● **THE PROBLEM**:
In the material below, find each line holding the string "Panel" and copy it.

● **Records that describe figures**:

#####

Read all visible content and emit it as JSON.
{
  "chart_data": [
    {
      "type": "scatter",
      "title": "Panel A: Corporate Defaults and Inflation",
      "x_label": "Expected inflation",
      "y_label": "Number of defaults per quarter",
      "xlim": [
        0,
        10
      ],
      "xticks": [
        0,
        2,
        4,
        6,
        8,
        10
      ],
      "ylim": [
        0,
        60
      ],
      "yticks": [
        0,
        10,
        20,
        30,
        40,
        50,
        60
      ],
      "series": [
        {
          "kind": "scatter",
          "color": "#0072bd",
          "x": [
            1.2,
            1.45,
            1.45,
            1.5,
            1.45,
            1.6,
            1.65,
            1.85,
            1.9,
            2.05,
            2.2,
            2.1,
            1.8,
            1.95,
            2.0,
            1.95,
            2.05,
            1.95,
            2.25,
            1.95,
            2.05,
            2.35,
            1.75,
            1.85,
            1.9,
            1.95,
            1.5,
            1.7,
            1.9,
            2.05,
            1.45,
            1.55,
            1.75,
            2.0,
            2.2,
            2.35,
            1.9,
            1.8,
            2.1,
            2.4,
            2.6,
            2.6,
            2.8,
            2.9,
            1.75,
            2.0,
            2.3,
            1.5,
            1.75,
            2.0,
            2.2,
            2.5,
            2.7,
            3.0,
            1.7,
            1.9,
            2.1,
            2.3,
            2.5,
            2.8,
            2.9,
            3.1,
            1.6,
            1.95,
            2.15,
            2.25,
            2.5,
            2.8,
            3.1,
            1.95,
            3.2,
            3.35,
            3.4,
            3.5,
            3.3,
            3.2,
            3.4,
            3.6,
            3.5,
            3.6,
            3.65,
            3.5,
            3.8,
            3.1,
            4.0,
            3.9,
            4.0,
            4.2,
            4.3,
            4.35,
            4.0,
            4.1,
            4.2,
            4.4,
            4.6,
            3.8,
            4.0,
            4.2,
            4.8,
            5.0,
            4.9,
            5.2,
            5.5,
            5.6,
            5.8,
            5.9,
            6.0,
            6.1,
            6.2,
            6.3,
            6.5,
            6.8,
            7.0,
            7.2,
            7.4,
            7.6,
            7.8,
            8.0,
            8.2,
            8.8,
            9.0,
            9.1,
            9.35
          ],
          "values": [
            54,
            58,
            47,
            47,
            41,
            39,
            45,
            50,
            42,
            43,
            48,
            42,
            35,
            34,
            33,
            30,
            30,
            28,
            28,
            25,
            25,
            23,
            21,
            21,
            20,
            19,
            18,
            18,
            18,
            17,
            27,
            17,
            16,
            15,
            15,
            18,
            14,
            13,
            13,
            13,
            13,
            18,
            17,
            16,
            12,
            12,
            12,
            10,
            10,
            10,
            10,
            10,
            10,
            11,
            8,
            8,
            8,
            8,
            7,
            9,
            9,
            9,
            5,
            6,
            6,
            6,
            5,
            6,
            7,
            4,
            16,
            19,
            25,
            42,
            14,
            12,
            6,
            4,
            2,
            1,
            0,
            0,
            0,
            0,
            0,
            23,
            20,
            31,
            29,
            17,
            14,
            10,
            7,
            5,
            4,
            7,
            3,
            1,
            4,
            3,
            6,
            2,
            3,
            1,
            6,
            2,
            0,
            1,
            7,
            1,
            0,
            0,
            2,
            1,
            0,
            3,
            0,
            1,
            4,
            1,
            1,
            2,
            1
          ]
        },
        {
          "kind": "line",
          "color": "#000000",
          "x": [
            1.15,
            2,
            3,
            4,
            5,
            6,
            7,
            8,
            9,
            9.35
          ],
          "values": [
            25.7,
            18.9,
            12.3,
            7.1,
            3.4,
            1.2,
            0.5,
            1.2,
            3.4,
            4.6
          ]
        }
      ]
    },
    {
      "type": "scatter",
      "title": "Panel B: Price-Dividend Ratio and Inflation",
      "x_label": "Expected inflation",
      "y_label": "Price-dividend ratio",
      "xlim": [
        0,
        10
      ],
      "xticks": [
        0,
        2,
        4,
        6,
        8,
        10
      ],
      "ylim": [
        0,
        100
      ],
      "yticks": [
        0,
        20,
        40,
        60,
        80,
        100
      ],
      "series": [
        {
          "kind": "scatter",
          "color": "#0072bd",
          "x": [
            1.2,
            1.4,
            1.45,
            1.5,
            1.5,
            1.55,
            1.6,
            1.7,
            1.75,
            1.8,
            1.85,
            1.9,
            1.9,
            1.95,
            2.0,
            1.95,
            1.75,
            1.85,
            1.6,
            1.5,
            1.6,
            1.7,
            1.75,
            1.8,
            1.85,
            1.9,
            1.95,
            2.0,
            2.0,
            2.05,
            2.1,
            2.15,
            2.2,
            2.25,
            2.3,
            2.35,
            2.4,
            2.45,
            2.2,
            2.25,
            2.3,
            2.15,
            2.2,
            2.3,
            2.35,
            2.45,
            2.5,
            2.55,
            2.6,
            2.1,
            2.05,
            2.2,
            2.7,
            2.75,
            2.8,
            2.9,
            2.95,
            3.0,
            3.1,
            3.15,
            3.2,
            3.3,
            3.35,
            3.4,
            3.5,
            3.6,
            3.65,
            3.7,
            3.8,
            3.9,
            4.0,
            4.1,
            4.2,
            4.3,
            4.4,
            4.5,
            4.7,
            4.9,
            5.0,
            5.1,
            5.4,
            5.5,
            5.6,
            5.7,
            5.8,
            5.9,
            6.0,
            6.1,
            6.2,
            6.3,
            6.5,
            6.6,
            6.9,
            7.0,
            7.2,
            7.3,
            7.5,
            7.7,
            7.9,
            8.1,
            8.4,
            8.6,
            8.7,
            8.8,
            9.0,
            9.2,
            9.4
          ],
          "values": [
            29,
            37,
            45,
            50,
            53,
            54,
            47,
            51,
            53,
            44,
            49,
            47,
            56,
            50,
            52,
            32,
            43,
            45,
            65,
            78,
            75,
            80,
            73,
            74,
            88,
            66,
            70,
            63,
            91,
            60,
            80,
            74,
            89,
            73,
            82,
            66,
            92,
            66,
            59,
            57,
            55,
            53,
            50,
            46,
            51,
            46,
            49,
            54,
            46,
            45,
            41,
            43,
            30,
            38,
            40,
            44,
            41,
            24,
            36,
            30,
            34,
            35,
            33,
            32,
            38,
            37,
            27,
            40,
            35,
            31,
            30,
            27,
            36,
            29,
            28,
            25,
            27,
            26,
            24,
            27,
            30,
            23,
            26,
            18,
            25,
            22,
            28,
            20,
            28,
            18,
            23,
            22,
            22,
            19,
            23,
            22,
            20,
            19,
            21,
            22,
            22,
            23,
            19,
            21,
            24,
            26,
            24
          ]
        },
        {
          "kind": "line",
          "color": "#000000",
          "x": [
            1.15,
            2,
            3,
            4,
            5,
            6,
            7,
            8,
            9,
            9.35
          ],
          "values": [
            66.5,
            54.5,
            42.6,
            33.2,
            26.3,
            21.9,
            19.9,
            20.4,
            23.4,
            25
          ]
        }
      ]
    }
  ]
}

#####

● **ANSWER TO THIS TASK**:
      "title": "Panel A: Corporate Defaults and Inflation",
      "title": "Panel B: Price-Dividend Ratio and Inflation",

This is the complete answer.